For every line in the records that has the word "Argus", make a copy.
──────────────────────────────
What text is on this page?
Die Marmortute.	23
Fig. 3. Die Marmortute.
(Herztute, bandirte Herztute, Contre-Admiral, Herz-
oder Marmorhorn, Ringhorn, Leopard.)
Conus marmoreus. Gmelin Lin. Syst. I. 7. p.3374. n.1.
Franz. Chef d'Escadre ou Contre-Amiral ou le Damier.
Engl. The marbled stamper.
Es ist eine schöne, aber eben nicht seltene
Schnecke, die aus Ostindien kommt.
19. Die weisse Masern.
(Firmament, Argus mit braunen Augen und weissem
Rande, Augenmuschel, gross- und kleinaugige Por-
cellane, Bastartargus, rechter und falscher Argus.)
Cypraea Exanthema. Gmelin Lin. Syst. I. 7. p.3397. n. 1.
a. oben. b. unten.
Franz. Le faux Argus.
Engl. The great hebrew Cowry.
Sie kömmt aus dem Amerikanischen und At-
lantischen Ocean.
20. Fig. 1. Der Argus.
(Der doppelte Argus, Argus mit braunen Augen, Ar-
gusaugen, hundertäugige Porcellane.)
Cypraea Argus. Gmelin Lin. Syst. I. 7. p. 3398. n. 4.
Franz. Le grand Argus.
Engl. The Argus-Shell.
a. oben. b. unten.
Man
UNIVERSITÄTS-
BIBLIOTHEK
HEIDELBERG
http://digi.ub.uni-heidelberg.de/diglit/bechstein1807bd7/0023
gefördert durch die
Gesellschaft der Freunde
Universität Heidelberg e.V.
──────────────────────────────
Final answer ▸
(Firmament, Argus mit braunen Augen und weissem
cellane, Bastartargus, rechter und falscher Argus.)
Franz. Le faux Argus.
20. Fig. 1. Der Argus.
(Der doppelte Argus, Argus mit braunen Augen, Ar-
Cypraea Argus. Gmelin Lin. Syst. I. 7. p. 3398. n. 4.
Franz. Le grand Argus.
Engl. The Argus-Shell.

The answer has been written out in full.